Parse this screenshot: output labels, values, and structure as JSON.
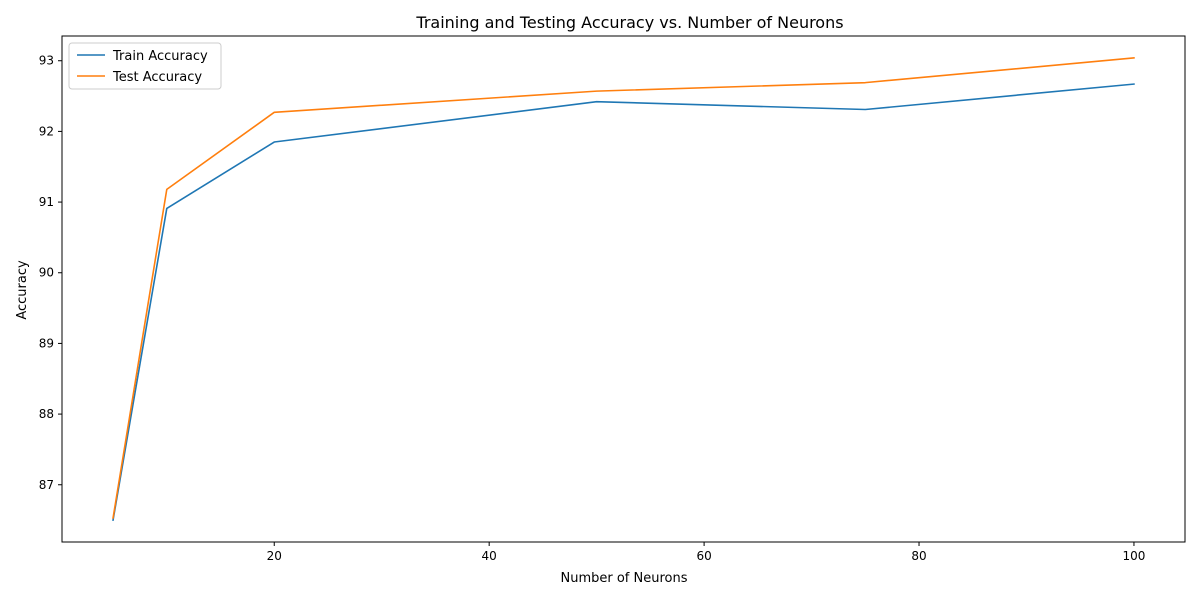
{
  "chart_data": {
    "type": "line",
    "title": "Training and Testing Accuracy vs. Number of Neurons",
    "xlabel": "Number of Neurons",
    "ylabel": "Accuracy",
    "xlim": [
      0.25,
      104.75
    ],
    "ylim": [
      86.19,
      93.35
    ],
    "xticks": [
      20,
      40,
      60,
      80,
      100
    ],
    "yticks": [
      87,
      88,
      89,
      90,
      91,
      92,
      93
    ],
    "grid": false,
    "legend_position": "upper left",
    "series": [
      {
        "name": "Train Accuracy",
        "color": "#1f77b4",
        "x": [
          5,
          10,
          20,
          50,
          75,
          100
        ],
        "y": [
          86.5,
          90.91,
          91.85,
          92.42,
          92.31,
          92.67
        ]
      },
      {
        "name": "Test Accuracy",
        "color": "#ff7f0e",
        "x": [
          5,
          10,
          20,
          50,
          75,
          100
        ],
        "y": [
          86.53,
          91.18,
          92.27,
          92.57,
          92.69,
          93.04
        ]
      }
    ]
  }
}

**********

[Stated problem]
All of the lines above should be retyped precisely, apart from the pictures.

[The response]
Parse this screenshot: output labels, values, and structure as JSON.
{
  "chart_data": {
    "type": "line",
    "title": "Training and Testing Accuracy vs. Number of Neurons",
    "xlabel": "Number of Neurons",
    "ylabel": "Accuracy",
    "xlim": [
      0.25,
      104.75
    ],
    "ylim": [
      86.19,
      93.35
    ],
    "xticks": [
      20,
      40,
      60,
      80,
      100
    ],
    "yticks": [
      87,
      88,
      89,
      90,
      91,
      92,
      93
    ],
    "grid": false,
    "legend_position": "upper left",
    "series": [
      {
        "name": "Train Accuracy",
        "color": "#1f77b4",
        "x": [
          5,
          10,
          20,
          50,
          75,
          100
        ],
        "y": [
          86.5,
          90.91,
          91.85,
          92.42,
          92.31,
          92.67
        ]
      },
      {
        "name": "Test Accuracy",
        "color": "#ff7f0e",
        "x": [
          5,
          10,
          20,
          50,
          75,
          100
        ],
        "y": [
          86.53,
          91.18,
          92.27,
          92.57,
          92.69,
          93.04
        ]
      }
    ]
  }
}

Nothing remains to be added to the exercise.